▶ Written task:
Repeat exactly, and only, the lines from the line bearing "Enumerate this screenshot's" through the end of the material. Do not copy the pictures.

Figure collection entries:
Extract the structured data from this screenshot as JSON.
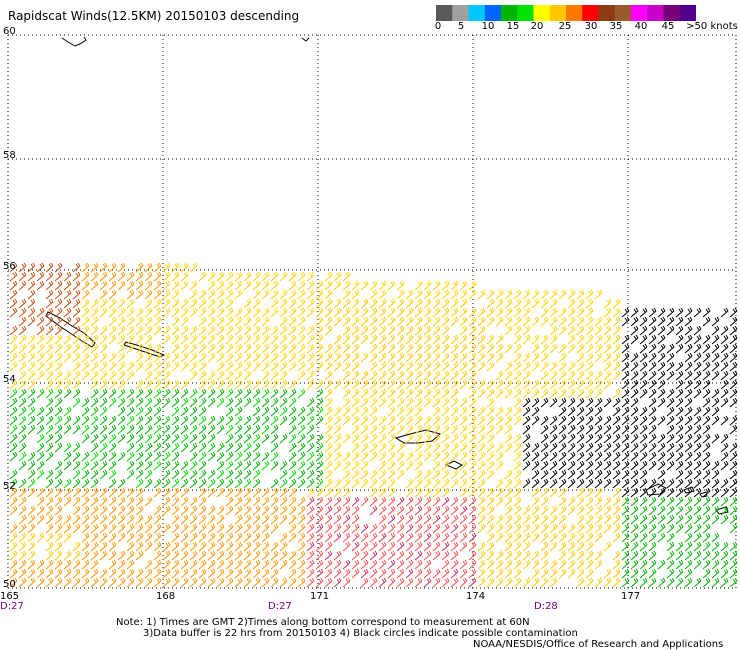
{
  "title": "Rapidscat Winds(12.5KM) 20150103 descending",
  "colorbar": {
    "colors": [
      "#5a5a5a",
      "#a0a0a0",
      "#00c8ff",
      "#0064ff",
      "#00b400",
      "#00e100",
      "#ffff00",
      "#ffc800",
      "#ff7800",
      "#ff0000",
      "#8c3c14",
      "#9a5a2c",
      "#ff00ff",
      "#c800c8",
      "#780078",
      "#50008c"
    ],
    "labels": [
      "0",
      "5",
      "10",
      "15",
      "20",
      "25",
      "30",
      "35",
      "40",
      "45",
      ">50 knots"
    ]
  },
  "axes": {
    "lat_labels": [
      "60",
      "58",
      "56",
      "54",
      "52",
      "50"
    ],
    "lon_labels": [
      "165",
      "168",
      "171",
      "174",
      "177"
    ],
    "time_labels": [
      "D:27",
      "D:27",
      "D:28"
    ]
  },
  "notes": {
    "line1": "Note: 1) Times are GMT 2)Times along bottom correspond to measurement at 60N",
    "line2": "3)Data buffer is 22 hrs from 20150103 4) Black circles indicate possible contamination",
    "credit": "NOAA/NESDIS/Office of Research and Applications"
  }
}
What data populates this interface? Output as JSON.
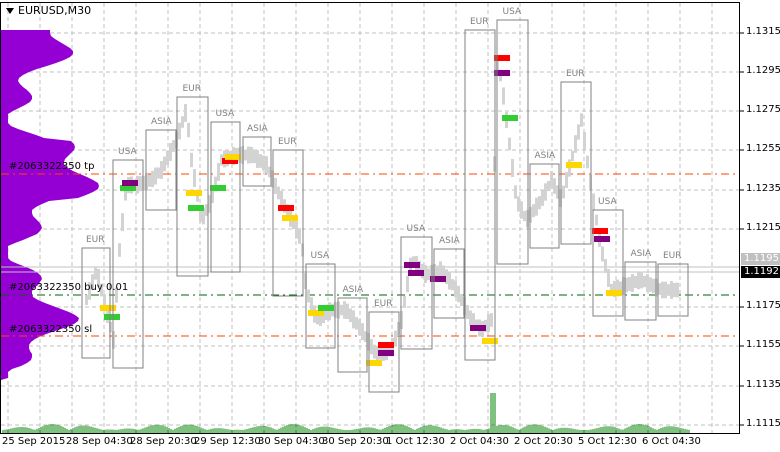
{
  "symbol_title": "EURUSD,M30",
  "price_axis": [
    "1.1315",
    "1.1295",
    "1.1275",
    "1.1255",
    "1.1235",
    "1.1215",
    "1.1175",
    "1.1155",
    "1.1135",
    "1.1115"
  ],
  "price_tags": {
    "bid": "1.1192",
    "ask": "1.1195"
  },
  "time_axis": [
    "25 Sep 2015",
    "28 Sep 04:30",
    "28 Sep 20:30",
    "29 Sep 12:30",
    "30 Sep 04:30",
    "30 Sep 20:30",
    "1 Oct 12:30",
    "2 Oct 04:30",
    "2 Oct 20:30",
    "5 Oct 12:30",
    "6 Oct 04:30"
  ],
  "order_lines": {
    "tp": "#2063322350 tp",
    "open": "#2063322350 buy 0.01",
    "sl": "#2063322350 sl"
  },
  "sessions": [
    "EUR",
    "USA",
    "ASIA",
    "EUR",
    "USA",
    "ASIA",
    "EUR",
    "USA",
    "ASIA",
    "EUR",
    "USA",
    "ASIA",
    "EUR",
    "USA",
    "ASIA",
    "EUR",
    "USA",
    "ASIA",
    "EUR"
  ],
  "colors": {
    "tp": "#ff4500",
    "sl": "#ff4500",
    "open": "#006400",
    "profile": "#9400d3",
    "volume": "#008000",
    "bars": "#d3d3d3"
  }
}
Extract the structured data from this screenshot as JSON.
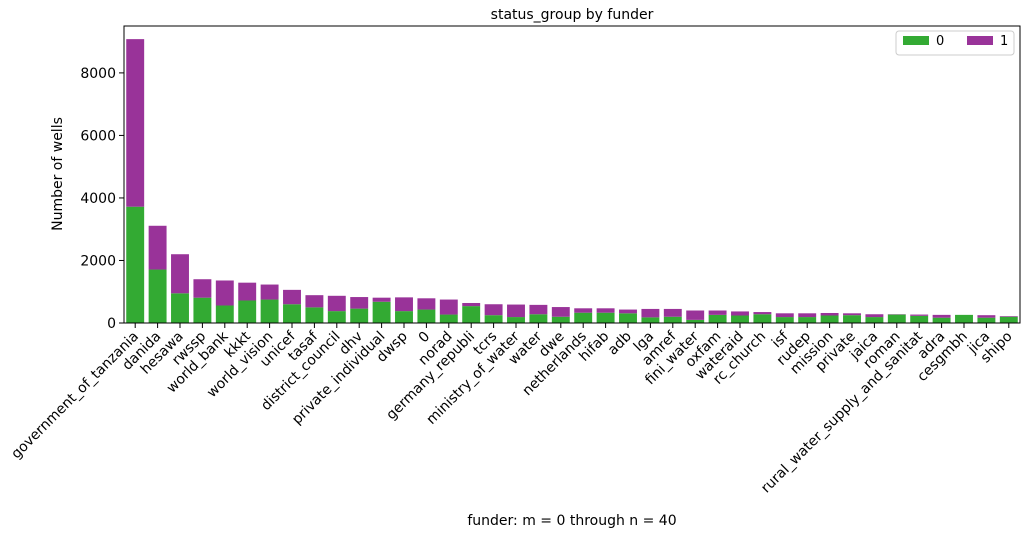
{
  "chart_data": {
    "type": "bar",
    "stacked": true,
    "title": "status_group by funder",
    "xlabel": "funder: m = 0 through n = 40",
    "ylabel": "Number of wells",
    "ylim": [
      0,
      9500
    ],
    "yticks": [
      0,
      2000,
      4000,
      6000,
      8000
    ],
    "legend_position": "top-right",
    "categories": [
      "government_of_tanzania",
      "danida",
      "hesawa",
      "rwssp",
      "world_bank",
      "kkkt",
      "world_vision",
      "unicef",
      "tasaf",
      "district_council",
      "dhv",
      "private_individual",
      "dwsp",
      "0",
      "norad",
      "germany_republi",
      "tcrs",
      "ministry_of_water",
      "water",
      "dwe",
      "netherlands",
      "hifab",
      "adb",
      "lga",
      "amref",
      "fini_water",
      "oxfam",
      "wateraid",
      "rc_church",
      "isf",
      "rudep",
      "mission",
      "private",
      "jaica",
      "roman",
      "rural_water_supply_and_sanitat",
      "adra",
      "cesgmbh",
      "jica",
      "shipo"
    ],
    "series": [
      {
        "name": "0",
        "color": "#33aa33",
        "values": [
          3720,
          1710,
          950,
          810,
          560,
          720,
          750,
          600,
          500,
          380,
          460,
          680,
          380,
          430,
          270,
          540,
          250,
          190,
          280,
          200,
          330,
          330,
          310,
          180,
          200,
          100,
          260,
          240,
          280,
          190,
          190,
          240,
          250,
          190,
          270,
          230,
          170,
          260,
          170,
          200
        ]
      },
      {
        "name": "1",
        "color": "#993399",
        "values": [
          5360,
          1400,
          1250,
          590,
          800,
          570,
          480,
          460,
          390,
          490,
          370,
          130,
          440,
          360,
          480,
          100,
          350,
          400,
          300,
          310,
          140,
          140,
          120,
          270,
          250,
          300,
          140,
          130,
          70,
          120,
          120,
          80,
          60,
          90,
          10,
          40,
          90,
          0,
          80,
          20
        ]
      }
    ]
  }
}
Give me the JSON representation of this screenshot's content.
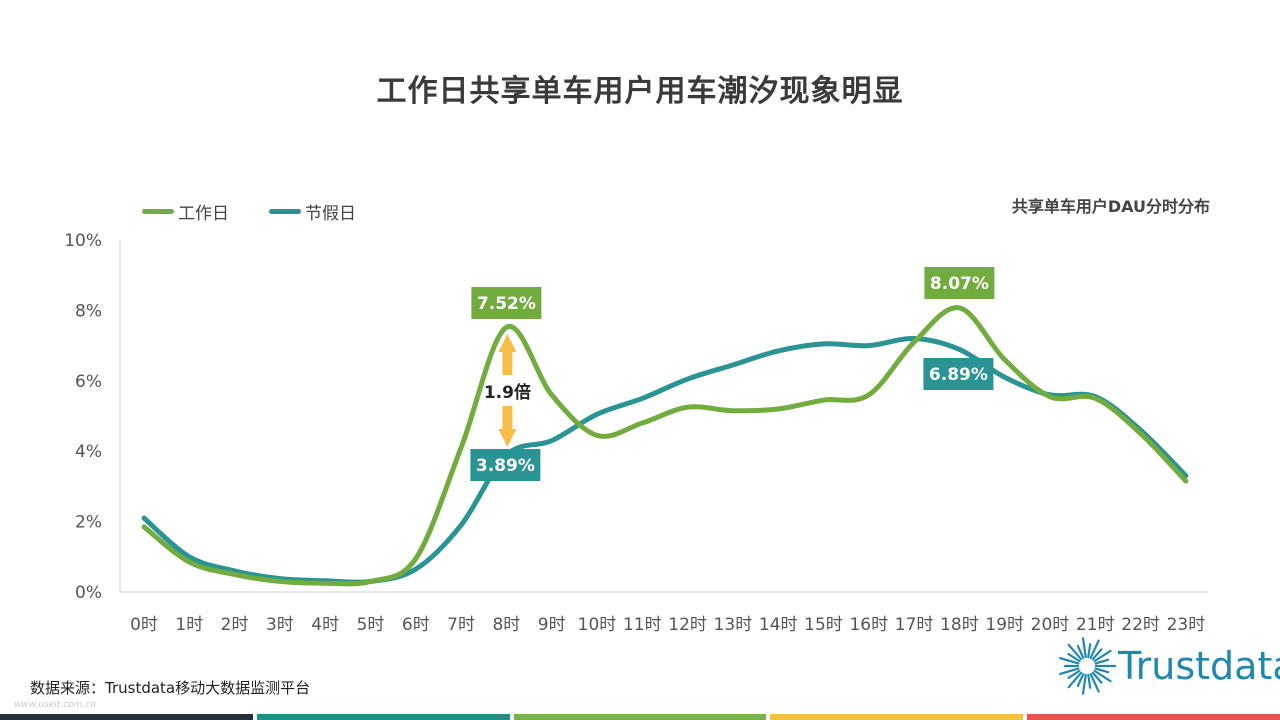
{
  "title": "工作日共享单车用户用车潮汐现象明显",
  "subtitle": "共享单车用户DAU分时分布",
  "source": "数据来源：Trustdata移动大数据监测平台",
  "logo_text": "Trustdata",
  "watermark": "www.useit.com.cn",
  "legend": [
    {
      "name": "工作日",
      "color": "#72ab3e"
    },
    {
      "name": "节假日",
      "color": "#2a9393"
    }
  ],
  "footer_colors": [
    "#263238",
    "#1f8f86",
    "#76b443",
    "#f5be45",
    "#e2564f"
  ],
  "chart_data": {
    "type": "line",
    "title": "共享单车用户DAU分时分布",
    "x": [
      "0时",
      "1时",
      "2时",
      "3时",
      "4时",
      "5时",
      "6时",
      "7时",
      "8时",
      "9时",
      "10时",
      "11时",
      "12时",
      "13时",
      "14时",
      "15时",
      "16时",
      "17时",
      "18时",
      "19时",
      "20时",
      "21时",
      "22时",
      "23时"
    ],
    "y_ticks": [
      "0%",
      "2%",
      "4%",
      "6%",
      "8%",
      "10%"
    ],
    "ylim": [
      0,
      10
    ],
    "series": [
      {
        "name": "工作日",
        "color": "#72ab3e",
        "values": [
          1.85,
          0.85,
          0.5,
          0.3,
          0.25,
          0.3,
          0.95,
          4.1,
          7.52,
          5.6,
          4.45,
          4.8,
          5.25,
          5.15,
          5.2,
          5.45,
          5.6,
          7.1,
          8.07,
          6.6,
          5.55,
          5.5,
          4.5,
          3.15
        ]
      },
      {
        "name": "节假日",
        "color": "#2a9393",
        "values": [
          2.1,
          1.0,
          0.6,
          0.38,
          0.32,
          0.3,
          0.65,
          1.9,
          3.89,
          4.3,
          5.05,
          5.5,
          6.05,
          6.45,
          6.85,
          7.05,
          7.0,
          7.2,
          6.89,
          6.1,
          5.6,
          5.55,
          4.6,
          3.3
        ]
      }
    ],
    "annotations": {
      "work_8": "7.52%",
      "holiday_8": "3.89%",
      "ratio": "1.9倍",
      "work_18": "8.07%",
      "holiday_18": "6.89%"
    },
    "grid": false,
    "legend_position": "top-left"
  }
}
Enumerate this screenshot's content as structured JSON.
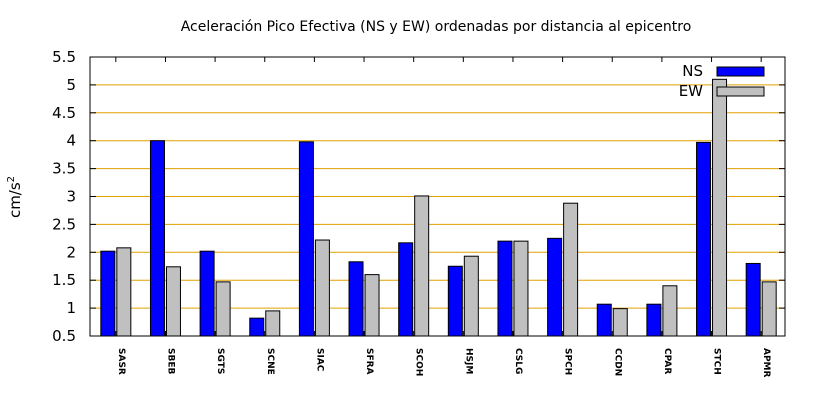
{
  "chart_data": {
    "type": "bar",
    "title": "Aceleración Pico Efectiva (NS y EW) ordenadas por distancia al epicentro",
    "xlabel": "",
    "ylabel": "cm/s",
    "ylabel_superscript": "2",
    "ylim": [
      0.5,
      5.5
    ],
    "yticks": [
      "0.5",
      "1",
      "1.5",
      "2",
      "2.5",
      "3",
      "3.5",
      "4",
      "4.5",
      "5",
      "5.5"
    ],
    "grid": true,
    "legend_position": "top-right",
    "categories": [
      "SASR",
      "SBEB",
      "SGTS",
      "SCNE",
      "SIAC",
      "SFRA",
      "SCOH",
      "HSJM",
      "CSLG",
      "SPCH",
      "CCDN",
      "CPAR",
      "STCH",
      "APMR"
    ],
    "series": [
      {
        "name": "NS",
        "color": "#0000ff",
        "values": [
          2.02,
          4.0,
          2.02,
          0.82,
          3.98,
          1.83,
          2.17,
          1.75,
          2.2,
          2.25,
          1.07,
          1.07,
          3.97,
          1.8
        ]
      },
      {
        "name": "EW",
        "color": "#c0c0c0",
        "values": [
          2.08,
          1.74,
          1.47,
          0.95,
          2.22,
          1.6,
          3.01,
          1.93,
          2.2,
          2.88,
          0.99,
          1.4,
          5.1,
          1.47
        ]
      }
    ],
    "colors": {
      "grid": "#e0a000",
      "axis": "#000000",
      "bar_edge": "#000000"
    }
  }
}
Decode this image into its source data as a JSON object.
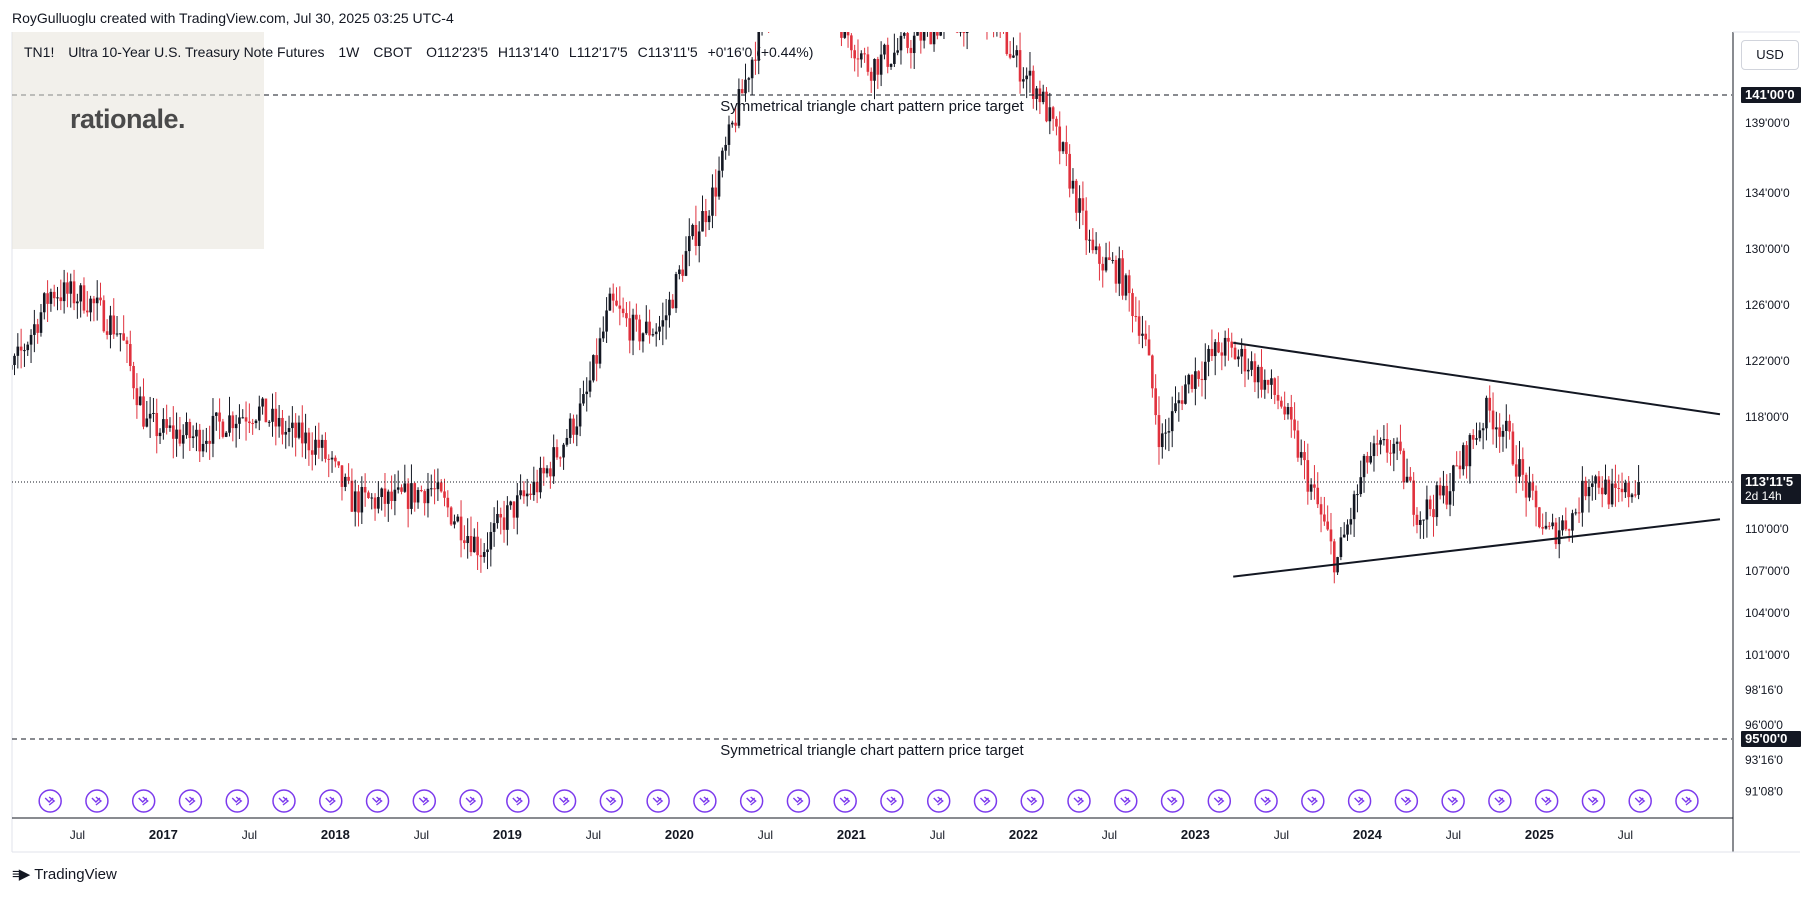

▶ Response for this exercise:
Enumerate this screenshot's content as structured JSON.
{
  "chart_data": {
    "type": "bar",
    "title": "Aceleración Pico Efectiva (NS y EW) ordenadas por distancia al epicentro",
    "xlabel": "",
    "ylabel": "cm/s",
    "ylabel_superscript": "2",
    "ylim": [
      0.5,
      5.5
    ],
    "yticks": [
      "0.5",
      "1",
      "1.5",
      "2",
      "2.5",
      "3",
      "3.5",
      "4",
      "4.5",
      "5",
      "5.5"
    ],
    "grid": true,
    "legend_position": "top-right",
    "categories": [
      "SASR",
      "SBEB",
      "SGTS",
      "SCNE",
      "SIAC",
      "SFRA",
      "SCOH",
      "HSJM",
      "CSLG",
      "SPCH",
      "CCDN",
      "CPAR",
      "STCH",
      "APMR"
    ],
    "series": [
      {
        "name": "NS",
        "color": "#0000ff",
        "values": [
          2.02,
          4.0,
          2.02,
          0.82,
          3.98,
          1.83,
          2.17,
          1.75,
          2.2,
          2.25,
          1.07,
          1.07,
          3.97,
          1.8
        ]
      },
      {
        "name": "EW",
        "color": "#c0c0c0",
        "values": [
          2.08,
          1.74,
          1.47,
          0.95,
          2.22,
          1.6,
          3.01,
          1.93,
          2.2,
          2.88,
          0.99,
          1.4,
          5.1,
          1.47
        ]
      }
    ],
    "colors": {
      "grid": "#e0a000",
      "axis": "#000000",
      "bar_edge": "#000000"
    }
  }
}
Decode this image into its source data as a JSON object.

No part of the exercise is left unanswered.